§ **Given request**: Repeat verbatim the lines of the data below, beginning with the line containing "What text is on this page?" and continuing to the end.

§ **Material**:
◆ ◆ ◆ ◆ ◆
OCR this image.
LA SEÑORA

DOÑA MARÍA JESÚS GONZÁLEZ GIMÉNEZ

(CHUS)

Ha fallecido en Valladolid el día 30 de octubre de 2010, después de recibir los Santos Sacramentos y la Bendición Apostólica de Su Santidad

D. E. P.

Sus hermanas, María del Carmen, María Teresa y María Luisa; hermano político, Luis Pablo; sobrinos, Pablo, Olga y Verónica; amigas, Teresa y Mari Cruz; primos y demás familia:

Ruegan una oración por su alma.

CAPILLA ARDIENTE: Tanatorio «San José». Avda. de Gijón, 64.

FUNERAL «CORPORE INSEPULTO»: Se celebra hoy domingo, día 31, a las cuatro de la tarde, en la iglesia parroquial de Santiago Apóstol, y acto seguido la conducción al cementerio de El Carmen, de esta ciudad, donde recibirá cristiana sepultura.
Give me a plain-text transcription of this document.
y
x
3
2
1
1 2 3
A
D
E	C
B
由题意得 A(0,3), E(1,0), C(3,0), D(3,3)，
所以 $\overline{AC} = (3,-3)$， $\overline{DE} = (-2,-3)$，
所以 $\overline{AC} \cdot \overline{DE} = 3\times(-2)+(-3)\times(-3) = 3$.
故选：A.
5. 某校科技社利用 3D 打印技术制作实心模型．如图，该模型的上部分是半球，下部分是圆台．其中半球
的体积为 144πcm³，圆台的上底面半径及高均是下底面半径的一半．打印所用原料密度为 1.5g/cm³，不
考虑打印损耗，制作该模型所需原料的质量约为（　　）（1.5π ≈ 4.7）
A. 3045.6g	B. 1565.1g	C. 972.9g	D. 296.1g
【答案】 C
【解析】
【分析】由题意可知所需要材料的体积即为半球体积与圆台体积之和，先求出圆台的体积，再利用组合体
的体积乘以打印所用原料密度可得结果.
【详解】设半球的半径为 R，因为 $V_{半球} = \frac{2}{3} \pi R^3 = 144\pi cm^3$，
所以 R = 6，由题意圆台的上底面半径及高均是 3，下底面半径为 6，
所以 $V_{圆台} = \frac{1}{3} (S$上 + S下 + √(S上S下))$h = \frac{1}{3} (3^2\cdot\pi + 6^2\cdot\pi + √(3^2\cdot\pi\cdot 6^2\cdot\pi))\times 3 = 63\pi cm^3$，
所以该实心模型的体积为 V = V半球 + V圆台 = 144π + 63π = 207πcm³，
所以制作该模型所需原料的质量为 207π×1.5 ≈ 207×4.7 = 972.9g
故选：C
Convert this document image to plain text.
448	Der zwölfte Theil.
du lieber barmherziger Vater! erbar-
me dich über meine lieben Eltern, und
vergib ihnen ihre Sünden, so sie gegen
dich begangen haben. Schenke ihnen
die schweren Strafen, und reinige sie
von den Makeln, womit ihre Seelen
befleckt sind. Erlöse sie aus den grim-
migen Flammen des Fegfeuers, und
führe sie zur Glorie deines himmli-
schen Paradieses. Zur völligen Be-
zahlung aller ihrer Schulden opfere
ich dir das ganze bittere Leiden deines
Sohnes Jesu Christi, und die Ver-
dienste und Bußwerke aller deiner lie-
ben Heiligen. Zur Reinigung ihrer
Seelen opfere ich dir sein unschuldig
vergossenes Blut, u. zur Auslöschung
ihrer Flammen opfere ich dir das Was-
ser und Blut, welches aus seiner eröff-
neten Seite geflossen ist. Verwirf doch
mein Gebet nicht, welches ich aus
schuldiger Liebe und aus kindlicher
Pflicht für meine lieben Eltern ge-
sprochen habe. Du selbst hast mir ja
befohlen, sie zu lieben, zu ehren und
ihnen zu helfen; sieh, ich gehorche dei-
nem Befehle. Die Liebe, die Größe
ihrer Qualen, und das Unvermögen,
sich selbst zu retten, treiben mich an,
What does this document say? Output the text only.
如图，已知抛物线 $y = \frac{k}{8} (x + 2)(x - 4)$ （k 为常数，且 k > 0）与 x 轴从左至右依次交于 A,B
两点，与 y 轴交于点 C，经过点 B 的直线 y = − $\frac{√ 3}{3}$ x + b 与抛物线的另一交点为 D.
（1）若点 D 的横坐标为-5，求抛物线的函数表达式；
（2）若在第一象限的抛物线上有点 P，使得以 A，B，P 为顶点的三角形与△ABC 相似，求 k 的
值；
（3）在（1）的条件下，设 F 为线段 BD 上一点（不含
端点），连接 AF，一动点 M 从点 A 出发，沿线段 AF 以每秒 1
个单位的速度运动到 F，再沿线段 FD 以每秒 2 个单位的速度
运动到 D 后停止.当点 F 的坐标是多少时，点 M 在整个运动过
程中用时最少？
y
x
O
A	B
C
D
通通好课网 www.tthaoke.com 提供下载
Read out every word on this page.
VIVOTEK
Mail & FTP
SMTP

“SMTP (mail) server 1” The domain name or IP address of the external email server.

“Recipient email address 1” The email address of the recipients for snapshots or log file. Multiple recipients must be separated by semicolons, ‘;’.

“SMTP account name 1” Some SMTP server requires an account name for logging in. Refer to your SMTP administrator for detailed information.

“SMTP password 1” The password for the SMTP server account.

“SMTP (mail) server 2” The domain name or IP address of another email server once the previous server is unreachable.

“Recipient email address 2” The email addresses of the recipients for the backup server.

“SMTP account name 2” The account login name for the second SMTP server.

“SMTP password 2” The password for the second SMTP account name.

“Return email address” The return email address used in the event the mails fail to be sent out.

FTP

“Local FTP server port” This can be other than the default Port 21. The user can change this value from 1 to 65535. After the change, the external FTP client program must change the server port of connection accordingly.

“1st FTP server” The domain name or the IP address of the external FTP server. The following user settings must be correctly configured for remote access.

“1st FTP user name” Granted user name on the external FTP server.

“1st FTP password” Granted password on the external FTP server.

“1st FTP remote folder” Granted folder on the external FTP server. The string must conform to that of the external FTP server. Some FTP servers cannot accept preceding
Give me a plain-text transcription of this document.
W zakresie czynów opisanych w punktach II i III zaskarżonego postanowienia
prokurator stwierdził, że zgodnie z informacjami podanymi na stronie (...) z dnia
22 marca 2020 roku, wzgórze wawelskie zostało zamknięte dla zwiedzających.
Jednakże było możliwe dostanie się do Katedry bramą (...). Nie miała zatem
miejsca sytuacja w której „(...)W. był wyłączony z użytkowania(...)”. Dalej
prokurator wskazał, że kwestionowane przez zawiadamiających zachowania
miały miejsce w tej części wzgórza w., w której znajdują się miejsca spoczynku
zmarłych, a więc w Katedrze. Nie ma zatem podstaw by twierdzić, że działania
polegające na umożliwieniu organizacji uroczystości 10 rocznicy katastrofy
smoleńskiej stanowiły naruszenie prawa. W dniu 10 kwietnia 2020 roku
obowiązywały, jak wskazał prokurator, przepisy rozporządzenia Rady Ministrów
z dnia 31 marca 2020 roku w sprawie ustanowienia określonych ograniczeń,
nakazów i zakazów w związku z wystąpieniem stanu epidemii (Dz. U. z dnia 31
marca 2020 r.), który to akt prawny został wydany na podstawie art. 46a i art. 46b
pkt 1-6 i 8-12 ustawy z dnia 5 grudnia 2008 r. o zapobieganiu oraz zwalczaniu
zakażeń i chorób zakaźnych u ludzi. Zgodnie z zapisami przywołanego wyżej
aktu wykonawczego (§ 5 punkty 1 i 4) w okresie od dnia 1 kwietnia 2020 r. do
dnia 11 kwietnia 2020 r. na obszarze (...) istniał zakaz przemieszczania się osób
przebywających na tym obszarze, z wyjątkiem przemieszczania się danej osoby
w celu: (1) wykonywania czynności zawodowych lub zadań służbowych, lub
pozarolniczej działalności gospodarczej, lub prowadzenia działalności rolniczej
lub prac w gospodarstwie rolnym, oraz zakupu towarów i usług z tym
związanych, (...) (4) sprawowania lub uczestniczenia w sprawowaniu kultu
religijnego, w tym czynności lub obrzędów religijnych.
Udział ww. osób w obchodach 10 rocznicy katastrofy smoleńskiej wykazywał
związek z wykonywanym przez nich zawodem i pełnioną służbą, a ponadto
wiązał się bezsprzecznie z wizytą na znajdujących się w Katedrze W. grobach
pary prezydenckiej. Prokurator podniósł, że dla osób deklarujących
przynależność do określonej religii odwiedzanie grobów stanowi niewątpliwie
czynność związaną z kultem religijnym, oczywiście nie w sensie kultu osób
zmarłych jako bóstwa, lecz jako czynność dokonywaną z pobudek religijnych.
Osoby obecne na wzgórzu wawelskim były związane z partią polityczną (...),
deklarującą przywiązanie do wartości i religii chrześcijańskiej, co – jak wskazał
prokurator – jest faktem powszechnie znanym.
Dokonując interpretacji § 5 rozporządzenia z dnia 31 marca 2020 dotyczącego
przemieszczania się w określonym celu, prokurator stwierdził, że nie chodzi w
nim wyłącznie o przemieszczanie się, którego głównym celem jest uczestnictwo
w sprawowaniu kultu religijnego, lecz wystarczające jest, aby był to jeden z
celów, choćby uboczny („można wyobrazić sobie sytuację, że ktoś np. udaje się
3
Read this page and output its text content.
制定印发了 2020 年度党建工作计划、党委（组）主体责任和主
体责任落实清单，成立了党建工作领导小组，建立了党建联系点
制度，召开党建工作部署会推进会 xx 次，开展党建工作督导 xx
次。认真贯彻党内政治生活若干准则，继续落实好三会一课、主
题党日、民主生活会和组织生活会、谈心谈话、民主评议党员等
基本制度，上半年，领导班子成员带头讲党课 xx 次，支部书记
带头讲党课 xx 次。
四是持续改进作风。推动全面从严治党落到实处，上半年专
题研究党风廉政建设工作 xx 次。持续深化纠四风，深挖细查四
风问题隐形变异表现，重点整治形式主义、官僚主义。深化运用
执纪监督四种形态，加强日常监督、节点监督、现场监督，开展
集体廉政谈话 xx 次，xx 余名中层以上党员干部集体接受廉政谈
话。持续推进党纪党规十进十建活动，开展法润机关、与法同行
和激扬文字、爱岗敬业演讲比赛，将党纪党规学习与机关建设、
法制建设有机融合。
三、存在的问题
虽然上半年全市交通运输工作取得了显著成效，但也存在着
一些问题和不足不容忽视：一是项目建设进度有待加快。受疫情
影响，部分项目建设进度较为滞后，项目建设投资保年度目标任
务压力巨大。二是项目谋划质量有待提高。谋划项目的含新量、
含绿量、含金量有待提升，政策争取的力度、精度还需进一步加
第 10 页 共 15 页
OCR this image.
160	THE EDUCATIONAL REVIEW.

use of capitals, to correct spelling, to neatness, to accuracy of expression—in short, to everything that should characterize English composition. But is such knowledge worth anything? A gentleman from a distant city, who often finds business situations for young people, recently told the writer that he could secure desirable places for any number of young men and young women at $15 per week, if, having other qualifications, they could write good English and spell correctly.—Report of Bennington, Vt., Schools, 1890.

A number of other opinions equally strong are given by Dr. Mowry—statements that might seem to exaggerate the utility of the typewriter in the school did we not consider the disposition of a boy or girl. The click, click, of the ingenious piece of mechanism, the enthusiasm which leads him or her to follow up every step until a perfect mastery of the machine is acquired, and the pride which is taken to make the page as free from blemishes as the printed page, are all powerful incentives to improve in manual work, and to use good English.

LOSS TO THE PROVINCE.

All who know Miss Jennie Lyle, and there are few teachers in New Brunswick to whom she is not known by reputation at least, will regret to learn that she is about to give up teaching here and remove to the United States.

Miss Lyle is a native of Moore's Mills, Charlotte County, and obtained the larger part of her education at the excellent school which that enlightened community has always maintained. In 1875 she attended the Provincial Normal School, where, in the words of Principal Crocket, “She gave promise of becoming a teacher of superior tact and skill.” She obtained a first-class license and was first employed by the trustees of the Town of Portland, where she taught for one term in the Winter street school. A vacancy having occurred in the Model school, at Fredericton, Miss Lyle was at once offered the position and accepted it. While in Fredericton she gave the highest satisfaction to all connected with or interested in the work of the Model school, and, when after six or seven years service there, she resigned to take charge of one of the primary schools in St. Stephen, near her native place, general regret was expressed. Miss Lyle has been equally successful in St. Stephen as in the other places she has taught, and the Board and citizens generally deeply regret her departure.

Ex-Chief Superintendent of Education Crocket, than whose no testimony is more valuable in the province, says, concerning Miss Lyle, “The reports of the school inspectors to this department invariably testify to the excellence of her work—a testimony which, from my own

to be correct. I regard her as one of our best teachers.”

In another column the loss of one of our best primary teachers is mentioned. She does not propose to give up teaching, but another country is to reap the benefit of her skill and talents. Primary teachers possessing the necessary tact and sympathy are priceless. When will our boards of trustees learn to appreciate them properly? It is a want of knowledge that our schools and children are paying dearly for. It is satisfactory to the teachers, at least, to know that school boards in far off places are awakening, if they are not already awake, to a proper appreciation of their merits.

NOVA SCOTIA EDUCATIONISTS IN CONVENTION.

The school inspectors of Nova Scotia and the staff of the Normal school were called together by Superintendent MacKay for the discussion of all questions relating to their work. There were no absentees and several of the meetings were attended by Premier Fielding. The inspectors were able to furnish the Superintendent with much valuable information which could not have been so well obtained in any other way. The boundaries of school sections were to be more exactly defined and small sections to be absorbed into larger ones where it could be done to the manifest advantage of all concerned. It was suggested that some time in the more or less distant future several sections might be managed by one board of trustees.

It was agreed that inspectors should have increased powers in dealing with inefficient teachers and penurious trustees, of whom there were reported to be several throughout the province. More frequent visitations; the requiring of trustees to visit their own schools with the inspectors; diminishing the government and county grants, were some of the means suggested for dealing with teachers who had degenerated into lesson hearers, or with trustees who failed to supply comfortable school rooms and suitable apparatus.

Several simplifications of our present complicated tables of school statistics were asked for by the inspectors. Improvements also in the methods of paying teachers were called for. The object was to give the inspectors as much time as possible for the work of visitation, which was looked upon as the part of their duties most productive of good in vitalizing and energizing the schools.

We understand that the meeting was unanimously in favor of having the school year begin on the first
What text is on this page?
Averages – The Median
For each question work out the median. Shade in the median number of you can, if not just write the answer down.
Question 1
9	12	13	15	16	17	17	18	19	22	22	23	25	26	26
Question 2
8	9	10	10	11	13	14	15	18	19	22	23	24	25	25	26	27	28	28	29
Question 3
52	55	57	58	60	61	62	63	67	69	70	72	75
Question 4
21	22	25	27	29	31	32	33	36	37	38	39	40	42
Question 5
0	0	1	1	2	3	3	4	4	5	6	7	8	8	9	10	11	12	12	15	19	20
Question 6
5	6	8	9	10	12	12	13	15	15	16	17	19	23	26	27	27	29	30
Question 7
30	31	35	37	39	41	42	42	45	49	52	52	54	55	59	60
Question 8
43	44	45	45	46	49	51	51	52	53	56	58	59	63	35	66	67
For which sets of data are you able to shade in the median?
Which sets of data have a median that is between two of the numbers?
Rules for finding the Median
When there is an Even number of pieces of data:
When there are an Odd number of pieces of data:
◆ ◆ ◆ ◆ ◆
§ **Result of the exercise**:
What text is on this page?
Averages – The Median
For each question work out the median. Shade in the median number of you can, if not just write the answer down.
Question 1
9	12	13	15	16	17	17	18	19	22	22	23	25	26	26
Question 2
8	9	10	10	11	13	14	15	18	19	22	23	24	25	25	26	27	28	28	29
Question 3
52	55	57	58	60	61	62	63	67	69	70	72	75
Question 4
21	22	25	27	29	31	32	33	36	37	38	39	40	42
Question 5
0	0	1	1	2	3	3	4	4	5	6	7	8	8	9	10	11	12	12	15	19	20
Question 6
5	6	8	9	10	12	12	13	15	15	16	17	19	23	26	27	27	29	30
Question 7
30	31	35	37	39	41	42	42	45	49	52	52	54	55	59	60
Question 8
43	44	45	45	46	49	51	51	52	53	56	58	59	63	35	66	67
For which sets of data are you able to shade in the median?
Which sets of data have a median that is between two of the numbers?
Rules for finding the Median
When there is an Even number of pieces of data:
When there are an Odd number of pieces of data:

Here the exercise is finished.